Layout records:
((

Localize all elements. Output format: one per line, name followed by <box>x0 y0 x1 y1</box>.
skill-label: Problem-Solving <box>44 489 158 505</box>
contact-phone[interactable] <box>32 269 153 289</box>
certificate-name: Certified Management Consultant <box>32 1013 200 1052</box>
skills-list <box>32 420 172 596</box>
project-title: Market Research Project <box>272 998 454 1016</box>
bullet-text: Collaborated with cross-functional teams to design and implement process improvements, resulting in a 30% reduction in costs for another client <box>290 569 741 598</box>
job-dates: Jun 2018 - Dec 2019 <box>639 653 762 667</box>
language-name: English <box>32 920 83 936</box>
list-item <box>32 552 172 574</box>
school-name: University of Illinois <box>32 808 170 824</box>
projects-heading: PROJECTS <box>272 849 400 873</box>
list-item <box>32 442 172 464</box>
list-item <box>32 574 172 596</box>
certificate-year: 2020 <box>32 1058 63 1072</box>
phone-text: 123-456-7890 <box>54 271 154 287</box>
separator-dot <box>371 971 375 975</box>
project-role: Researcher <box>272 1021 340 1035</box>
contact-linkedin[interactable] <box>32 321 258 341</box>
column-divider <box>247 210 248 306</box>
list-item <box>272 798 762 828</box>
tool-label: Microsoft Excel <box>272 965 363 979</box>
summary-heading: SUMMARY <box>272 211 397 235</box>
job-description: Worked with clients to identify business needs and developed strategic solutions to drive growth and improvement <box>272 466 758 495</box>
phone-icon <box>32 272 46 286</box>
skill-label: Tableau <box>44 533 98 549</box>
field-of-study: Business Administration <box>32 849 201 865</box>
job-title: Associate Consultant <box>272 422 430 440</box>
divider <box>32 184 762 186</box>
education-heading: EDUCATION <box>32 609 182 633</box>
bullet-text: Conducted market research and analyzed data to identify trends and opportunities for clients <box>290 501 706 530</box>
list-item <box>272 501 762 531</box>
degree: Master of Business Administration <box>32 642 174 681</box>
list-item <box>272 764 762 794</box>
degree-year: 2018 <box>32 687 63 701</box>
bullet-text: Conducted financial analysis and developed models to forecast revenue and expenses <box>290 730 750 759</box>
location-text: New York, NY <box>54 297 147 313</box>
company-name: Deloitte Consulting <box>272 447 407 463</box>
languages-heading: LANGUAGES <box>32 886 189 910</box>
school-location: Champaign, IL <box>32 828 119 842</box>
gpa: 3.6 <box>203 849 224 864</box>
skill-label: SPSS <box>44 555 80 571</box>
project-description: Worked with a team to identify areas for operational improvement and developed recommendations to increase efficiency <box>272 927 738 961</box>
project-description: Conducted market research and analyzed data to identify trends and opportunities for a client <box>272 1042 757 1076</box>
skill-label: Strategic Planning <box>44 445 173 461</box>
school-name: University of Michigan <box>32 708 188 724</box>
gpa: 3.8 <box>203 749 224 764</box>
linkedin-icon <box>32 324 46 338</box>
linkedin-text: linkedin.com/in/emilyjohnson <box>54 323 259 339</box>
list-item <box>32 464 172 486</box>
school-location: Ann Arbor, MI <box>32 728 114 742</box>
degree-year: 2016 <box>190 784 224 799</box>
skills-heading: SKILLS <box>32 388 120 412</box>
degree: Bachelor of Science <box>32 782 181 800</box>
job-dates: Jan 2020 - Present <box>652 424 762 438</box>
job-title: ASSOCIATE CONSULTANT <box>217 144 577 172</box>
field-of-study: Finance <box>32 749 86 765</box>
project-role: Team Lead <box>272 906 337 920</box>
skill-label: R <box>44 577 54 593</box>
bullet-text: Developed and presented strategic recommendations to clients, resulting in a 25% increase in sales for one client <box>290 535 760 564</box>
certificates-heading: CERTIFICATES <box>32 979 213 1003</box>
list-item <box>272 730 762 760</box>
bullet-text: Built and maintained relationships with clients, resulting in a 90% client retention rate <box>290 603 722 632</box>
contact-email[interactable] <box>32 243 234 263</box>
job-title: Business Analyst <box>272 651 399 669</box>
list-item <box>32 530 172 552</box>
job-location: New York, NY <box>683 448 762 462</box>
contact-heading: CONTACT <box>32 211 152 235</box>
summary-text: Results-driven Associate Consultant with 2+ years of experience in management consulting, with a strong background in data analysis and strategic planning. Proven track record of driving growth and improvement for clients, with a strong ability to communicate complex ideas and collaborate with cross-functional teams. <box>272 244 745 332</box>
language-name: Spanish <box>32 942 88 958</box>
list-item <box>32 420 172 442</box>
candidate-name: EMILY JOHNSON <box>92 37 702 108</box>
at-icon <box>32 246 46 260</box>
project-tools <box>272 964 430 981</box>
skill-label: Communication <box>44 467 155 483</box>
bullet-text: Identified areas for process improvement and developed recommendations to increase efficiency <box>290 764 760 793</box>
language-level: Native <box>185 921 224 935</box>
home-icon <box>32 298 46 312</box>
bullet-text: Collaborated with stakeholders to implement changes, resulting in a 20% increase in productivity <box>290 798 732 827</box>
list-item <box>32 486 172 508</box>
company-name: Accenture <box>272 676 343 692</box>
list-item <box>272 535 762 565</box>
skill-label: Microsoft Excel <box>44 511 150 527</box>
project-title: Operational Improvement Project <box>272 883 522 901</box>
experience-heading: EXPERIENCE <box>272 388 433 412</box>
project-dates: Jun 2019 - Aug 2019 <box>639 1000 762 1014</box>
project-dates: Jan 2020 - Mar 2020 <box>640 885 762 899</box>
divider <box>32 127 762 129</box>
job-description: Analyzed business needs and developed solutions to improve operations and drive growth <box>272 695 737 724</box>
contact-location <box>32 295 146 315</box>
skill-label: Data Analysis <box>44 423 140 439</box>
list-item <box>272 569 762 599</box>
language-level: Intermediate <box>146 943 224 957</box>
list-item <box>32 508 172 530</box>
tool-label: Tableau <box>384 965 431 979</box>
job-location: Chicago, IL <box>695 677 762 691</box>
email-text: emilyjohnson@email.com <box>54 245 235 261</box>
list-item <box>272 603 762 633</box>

))

__STATED PROBLEM__. Could you echo the lines above verbatim, every one of them from start to finish?

__TASK RESPONSE__.
Localize all elements. Output format: one per line, name followed by <box>x0 y0 x1 y1</box>.
skill-label: Problem-Solving <box>44 489 158 505</box>
contact-phone[interactable] <box>32 269 153 289</box>
certificate-name: Certified Management Consultant <box>32 1013 200 1052</box>
skills-list <box>32 420 172 596</box>
project-title: Market Research Project <box>272 998 454 1016</box>
bullet-text: Collaborated with cross-functional teams to design and implement process improvements, resulting in a 30% reduction in costs for another client <box>290 569 741 598</box>
job-dates: Jun 2018 - Dec 2019 <box>639 653 762 667</box>
language-name: English <box>32 920 83 936</box>
list-item <box>32 552 172 574</box>
school-name: University of Illinois <box>32 808 170 824</box>
projects-heading: PROJECTS <box>272 849 400 873</box>
list-item <box>32 442 172 464</box>
list-item <box>32 574 172 596</box>
certificate-year: 2020 <box>32 1058 63 1072</box>
phone-text: 123-456-7890 <box>54 271 154 287</box>
separator-dot <box>371 971 375 975</box>
project-role: Researcher <box>272 1021 340 1035</box>
contact-linkedin[interactable] <box>32 321 258 341</box>
column-divider <box>247 210 248 306</box>
list-item <box>272 798 762 828</box>
tool-label: Microsoft Excel <box>272 965 363 979</box>
summary-heading: SUMMARY <box>272 211 397 235</box>
job-description: Worked with clients to identify business needs and developed strategic solutions to drive growth and improvement <box>272 466 758 495</box>
phone-icon <box>32 272 46 286</box>
skill-label: Tableau <box>44 533 98 549</box>
field-of-study: Business Administration <box>32 849 201 865</box>
job-title: Associate Consultant <box>272 422 430 440</box>
divider <box>32 184 762 186</box>
education-heading: EDUCATION <box>32 609 182 633</box>
bullet-text: Conducted market research and analyzed data to identify trends and opportunities for clients <box>290 501 706 530</box>
list-item <box>272 501 762 531</box>
degree: Master of Business Administration <box>32 642 174 681</box>
list-item <box>272 764 762 794</box>
degree-year: 2018 <box>32 687 63 701</box>
bullet-text: Conducted financial analysis and developed models to forecast revenue and expenses <box>290 730 750 759</box>
location-text: New York, NY <box>54 297 147 313</box>
company-name: Deloitte Consulting <box>272 447 407 463</box>
languages-heading: LANGUAGES <box>32 886 189 910</box>
school-location: Champaign, IL <box>32 828 119 842</box>
gpa: 3.6 <box>203 849 224 864</box>
skill-label: SPSS <box>44 555 80 571</box>
project-description: Worked with a team to identify areas for operational improvement and developed recommendations to increase efficiency <box>272 927 738 961</box>
project-description: Conducted market research and analyzed data to identify trends and opportunities for a client <box>272 1042 757 1076</box>
skill-label: Strategic Planning <box>44 445 173 461</box>
school-name: University of Michigan <box>32 708 188 724</box>
gpa: 3.8 <box>203 749 224 764</box>
linkedin-icon <box>32 324 46 338</box>
linkedin-text: linkedin.com/in/emilyjohnson <box>54 323 259 339</box>
list-item <box>32 464 172 486</box>
school-location: Ann Arbor, MI <box>32 728 114 742</box>
degree-year: 2016 <box>190 784 224 799</box>
skills-heading: SKILLS <box>32 388 120 412</box>
degree: Bachelor of Science <box>32 782 181 800</box>
job-dates: Jan 2020 - Present <box>652 424 762 438</box>
job-title: ASSOCIATE CONSULTANT <box>217 144 577 172</box>
field-of-study: Finance <box>32 749 86 765</box>
project-role: Team Lead <box>272 906 337 920</box>
skill-label: R <box>44 577 54 593</box>
bullet-text: Developed and presented strategic recommendations to clients, resulting in a 25% increase in sales for one client <box>290 535 760 564</box>
certificates-heading: CERTIFICATES <box>32 979 213 1003</box>
list-item <box>272 730 762 760</box>
bullet-text: Built and maintained relationships with clients, resulting in a 90% client retention rate <box>290 603 722 632</box>
contact-email[interactable] <box>32 243 234 263</box>
job-title: Business Analyst <box>272 651 399 669</box>
list-item <box>32 530 172 552</box>
job-location: New York, NY <box>683 448 762 462</box>
contact-heading: CONTACT <box>32 211 152 235</box>
summary-text: Results-driven Associate Consultant with 2+ years of experience in management consulting, with a strong background in data analysis and strategic planning. Proven track record of driving growth and improvement for clients, with a strong ability to communicate complex ideas and collaborate with cross-functional teams. <box>272 244 745 332</box>
language-name: Spanish <box>32 942 88 958</box>
list-item <box>32 420 172 442</box>
candidate-name: EMILY JOHNSON <box>92 37 702 108</box>
at-icon <box>32 246 46 260</box>
project-tools <box>272 964 430 981</box>
skill-label: Communication <box>44 467 155 483</box>
bullet-text: Identified areas for process improvement and developed recommendations to increase efficiency <box>290 764 760 793</box>
language-level: Native <box>185 921 224 935</box>
home-icon <box>32 298 46 312</box>
bullet-text: Collaborated with stakeholders to implement changes, resulting in a 20% increase in productivity <box>290 798 732 827</box>
list-item <box>32 486 172 508</box>
company-name: Accenture <box>272 676 343 692</box>
list-item <box>272 535 762 565</box>
skill-label: Microsoft Excel <box>44 511 150 527</box>
project-title: Operational Improvement Project <box>272 883 522 901</box>
experience-heading: EXPERIENCE <box>272 388 433 412</box>
project-dates: Jun 2019 - Aug 2019 <box>639 1000 762 1014</box>
project-dates: Jan 2020 - Mar 2020 <box>640 885 762 899</box>
divider <box>32 127 762 129</box>
job-description: Analyzed business needs and developed solutions to improve operations and drive growth <box>272 695 737 724</box>
contact-location <box>32 295 146 315</box>
skill-label: Data Analysis <box>44 423 140 439</box>
list-item <box>272 569 762 599</box>
language-level: Intermediate <box>146 943 224 957</box>
list-item <box>32 508 172 530</box>
tool-label: Tableau <box>384 965 431 979</box>
job-location: Chicago, IL <box>695 677 762 691</box>
email-text: emilyjohnson@email.com <box>54 245 235 261</box>
list-item <box>272 603 762 633</box>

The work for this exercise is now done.